Exercise: Can you give the rows below again with every "echo-cell" swapped for "storm-cell" and nothing else changed, leaving out the pictures?

— start —

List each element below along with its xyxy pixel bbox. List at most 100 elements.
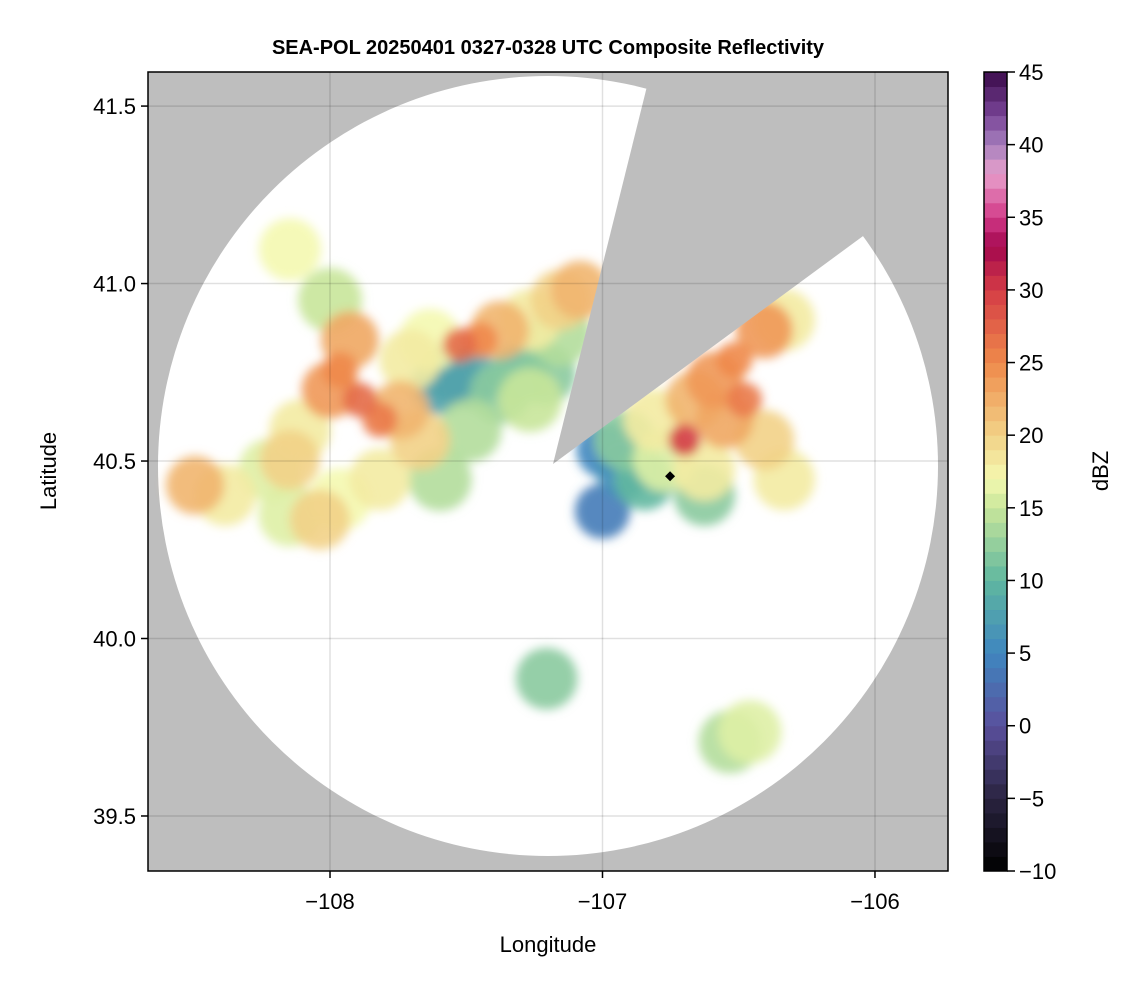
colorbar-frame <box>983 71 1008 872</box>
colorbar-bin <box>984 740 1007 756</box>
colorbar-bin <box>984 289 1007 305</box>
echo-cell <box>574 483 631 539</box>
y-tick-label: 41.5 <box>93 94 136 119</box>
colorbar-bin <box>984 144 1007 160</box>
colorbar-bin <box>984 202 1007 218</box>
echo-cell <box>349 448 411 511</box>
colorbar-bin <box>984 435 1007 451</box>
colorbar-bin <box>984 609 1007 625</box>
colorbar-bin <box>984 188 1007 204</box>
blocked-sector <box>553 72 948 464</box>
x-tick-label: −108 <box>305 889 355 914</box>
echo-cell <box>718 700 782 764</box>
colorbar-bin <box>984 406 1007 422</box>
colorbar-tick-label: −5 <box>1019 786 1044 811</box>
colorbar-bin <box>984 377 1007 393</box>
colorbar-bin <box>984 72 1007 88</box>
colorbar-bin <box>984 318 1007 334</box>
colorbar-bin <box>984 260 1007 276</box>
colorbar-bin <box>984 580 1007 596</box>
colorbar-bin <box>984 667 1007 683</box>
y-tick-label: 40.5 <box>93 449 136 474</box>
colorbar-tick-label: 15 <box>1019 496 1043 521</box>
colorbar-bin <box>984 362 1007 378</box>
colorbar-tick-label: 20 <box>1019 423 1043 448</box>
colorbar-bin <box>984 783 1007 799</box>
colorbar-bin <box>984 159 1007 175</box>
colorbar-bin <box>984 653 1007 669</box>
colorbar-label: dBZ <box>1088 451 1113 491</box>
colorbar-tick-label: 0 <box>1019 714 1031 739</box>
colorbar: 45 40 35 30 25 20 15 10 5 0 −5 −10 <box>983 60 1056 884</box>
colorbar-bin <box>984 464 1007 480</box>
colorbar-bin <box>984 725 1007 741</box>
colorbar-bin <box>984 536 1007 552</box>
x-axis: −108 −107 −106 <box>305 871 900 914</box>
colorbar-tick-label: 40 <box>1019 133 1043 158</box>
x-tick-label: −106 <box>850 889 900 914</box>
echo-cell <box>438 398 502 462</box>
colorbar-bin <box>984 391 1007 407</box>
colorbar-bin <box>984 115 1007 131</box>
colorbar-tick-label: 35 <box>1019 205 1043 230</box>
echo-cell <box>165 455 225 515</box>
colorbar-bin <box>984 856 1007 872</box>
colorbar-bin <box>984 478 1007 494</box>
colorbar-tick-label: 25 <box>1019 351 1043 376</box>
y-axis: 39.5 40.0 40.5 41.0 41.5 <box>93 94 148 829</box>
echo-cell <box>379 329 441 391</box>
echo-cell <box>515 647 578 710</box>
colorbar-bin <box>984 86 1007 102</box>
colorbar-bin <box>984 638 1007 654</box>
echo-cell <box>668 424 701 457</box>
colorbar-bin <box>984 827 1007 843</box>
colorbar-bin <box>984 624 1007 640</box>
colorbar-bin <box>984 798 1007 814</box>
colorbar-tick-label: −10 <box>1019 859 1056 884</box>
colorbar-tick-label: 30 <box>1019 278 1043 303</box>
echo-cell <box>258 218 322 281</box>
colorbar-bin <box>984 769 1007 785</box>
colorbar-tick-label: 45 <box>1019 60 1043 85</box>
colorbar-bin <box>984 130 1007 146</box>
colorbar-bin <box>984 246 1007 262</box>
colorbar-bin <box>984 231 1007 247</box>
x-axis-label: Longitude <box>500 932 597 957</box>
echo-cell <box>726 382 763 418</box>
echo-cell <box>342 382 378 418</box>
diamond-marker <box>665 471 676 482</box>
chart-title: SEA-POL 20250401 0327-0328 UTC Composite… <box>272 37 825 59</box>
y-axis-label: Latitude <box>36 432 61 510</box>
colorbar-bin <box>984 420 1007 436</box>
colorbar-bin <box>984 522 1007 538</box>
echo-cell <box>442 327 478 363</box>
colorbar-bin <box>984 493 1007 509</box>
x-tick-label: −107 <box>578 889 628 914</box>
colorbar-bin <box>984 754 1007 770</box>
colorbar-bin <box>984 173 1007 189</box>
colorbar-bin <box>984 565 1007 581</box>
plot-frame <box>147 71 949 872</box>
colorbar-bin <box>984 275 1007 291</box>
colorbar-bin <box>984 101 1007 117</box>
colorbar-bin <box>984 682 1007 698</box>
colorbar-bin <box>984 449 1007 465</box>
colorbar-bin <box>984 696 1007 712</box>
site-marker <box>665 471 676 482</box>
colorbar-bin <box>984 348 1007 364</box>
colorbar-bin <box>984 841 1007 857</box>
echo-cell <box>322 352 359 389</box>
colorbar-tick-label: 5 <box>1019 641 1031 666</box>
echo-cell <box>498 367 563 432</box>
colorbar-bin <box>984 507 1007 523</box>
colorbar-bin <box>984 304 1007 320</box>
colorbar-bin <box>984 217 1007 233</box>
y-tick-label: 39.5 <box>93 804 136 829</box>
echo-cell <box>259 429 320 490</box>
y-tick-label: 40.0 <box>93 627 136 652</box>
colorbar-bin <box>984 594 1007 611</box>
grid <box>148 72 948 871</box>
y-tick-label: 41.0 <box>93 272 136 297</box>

— end —

Finished task:
List each element below along with its xyxy pixel bbox. List at most 100 elements.
colorbar-frame <box>983 71 1008 872</box>
colorbar-bin <box>984 740 1007 756</box>
colorbar-bin <box>984 289 1007 305</box>
storm-cell <box>574 483 631 539</box>
y-tick-label: 41.5 <box>93 94 136 119</box>
colorbar-bin <box>984 144 1007 160</box>
colorbar-bin <box>984 202 1007 218</box>
storm-cell <box>349 448 411 511</box>
colorbar-bin <box>984 435 1007 451</box>
colorbar-bin <box>984 609 1007 625</box>
colorbar-bin <box>984 188 1007 204</box>
blocked-sector <box>553 72 948 464</box>
x-tick-label: −108 <box>305 889 355 914</box>
storm-cell <box>718 700 782 764</box>
colorbar-bin <box>984 406 1007 422</box>
colorbar-tick-label: −5 <box>1019 786 1044 811</box>
colorbar-bin <box>984 377 1007 393</box>
colorbar-bin <box>984 72 1007 88</box>
colorbar-bin <box>984 318 1007 334</box>
colorbar-bin <box>984 260 1007 276</box>
colorbar-bin <box>984 580 1007 596</box>
colorbar-bin <box>984 667 1007 683</box>
y-tick-label: 40.5 <box>93 449 136 474</box>
colorbar-tick-label: 15 <box>1019 496 1043 521</box>
colorbar-bin <box>984 362 1007 378</box>
colorbar-tick-label: 20 <box>1019 423 1043 448</box>
colorbar-bin <box>984 783 1007 799</box>
colorbar-bin <box>984 159 1007 175</box>
colorbar-bin <box>984 653 1007 669</box>
colorbar-label: dBZ <box>1088 451 1113 491</box>
colorbar-tick-label: 0 <box>1019 714 1031 739</box>
colorbar: 45 40 35 30 25 20 15 10 5 0 −5 −10 <box>983 60 1056 884</box>
colorbar-bin <box>984 464 1007 480</box>
colorbar-bin <box>984 725 1007 741</box>
colorbar-bin <box>984 536 1007 552</box>
x-axis: −108 −107 −106 <box>305 871 900 914</box>
colorbar-tick-label: 40 <box>1019 133 1043 158</box>
x-tick-label: −106 <box>850 889 900 914</box>
storm-cell <box>438 398 502 462</box>
colorbar-bin <box>984 391 1007 407</box>
colorbar-bin <box>984 115 1007 131</box>
colorbar-tick-label: 35 <box>1019 205 1043 230</box>
storm-cell <box>165 455 225 515</box>
colorbar-bin <box>984 856 1007 872</box>
colorbar-bin <box>984 478 1007 494</box>
colorbar-tick-label: 25 <box>1019 351 1043 376</box>
y-axis: 39.5 40.0 40.5 41.0 41.5 <box>93 94 148 829</box>
storm-cell <box>379 329 441 391</box>
storm-cell <box>515 647 578 710</box>
colorbar-bin <box>984 86 1007 102</box>
colorbar-bin <box>984 638 1007 654</box>
storm-cell <box>668 424 701 457</box>
colorbar-bin <box>984 827 1007 843</box>
colorbar-bin <box>984 624 1007 640</box>
colorbar-bin <box>984 798 1007 814</box>
colorbar-tick-label: −10 <box>1019 859 1056 884</box>
colorbar-tick-label: 30 <box>1019 278 1043 303</box>
storm-cell <box>258 218 322 281</box>
colorbar-bin <box>984 769 1007 785</box>
colorbar-tick-label: 45 <box>1019 60 1043 85</box>
colorbar-bin <box>984 130 1007 146</box>
colorbar-bin <box>984 246 1007 262</box>
colorbar-bin <box>984 231 1007 247</box>
x-axis-label: Longitude <box>500 932 597 957</box>
storm-cell <box>726 382 763 418</box>
storm-cell <box>342 382 378 418</box>
diamond-marker <box>665 471 676 482</box>
chart-title: SEA-POL 20250401 0327-0328 UTC Composite… <box>272 37 825 59</box>
y-axis-label: Latitude <box>36 432 61 510</box>
colorbar-bin <box>984 420 1007 436</box>
colorbar-bin <box>984 522 1007 538</box>
storm-cell <box>442 327 478 363</box>
colorbar-bin <box>984 493 1007 509</box>
x-tick-label: −107 <box>578 889 628 914</box>
colorbar-bin <box>984 754 1007 770</box>
colorbar-bin <box>984 173 1007 189</box>
colorbar-bin <box>984 565 1007 581</box>
plot-frame <box>147 71 949 872</box>
colorbar-bin <box>984 275 1007 291</box>
colorbar-bin <box>984 101 1007 117</box>
colorbar-bin <box>984 682 1007 698</box>
colorbar-bin <box>984 449 1007 465</box>
colorbar-bin <box>984 696 1007 712</box>
site-marker <box>665 471 676 482</box>
colorbar-bin <box>984 348 1007 364</box>
colorbar-bin <box>984 841 1007 857</box>
storm-cell <box>322 352 359 389</box>
colorbar-tick-label: 5 <box>1019 641 1031 666</box>
storm-cell <box>498 367 563 432</box>
colorbar-bin <box>984 507 1007 523</box>
colorbar-bin <box>984 304 1007 320</box>
colorbar-bin <box>984 217 1007 233</box>
y-tick-label: 39.5 <box>93 804 136 829</box>
storm-cell <box>259 429 320 490</box>
y-tick-label: 40.0 <box>93 627 136 652</box>
colorbar-bin <box>984 594 1007 611</box>
grid <box>148 72 948 871</box>
y-tick-label: 41.0 <box>93 272 136 297</box>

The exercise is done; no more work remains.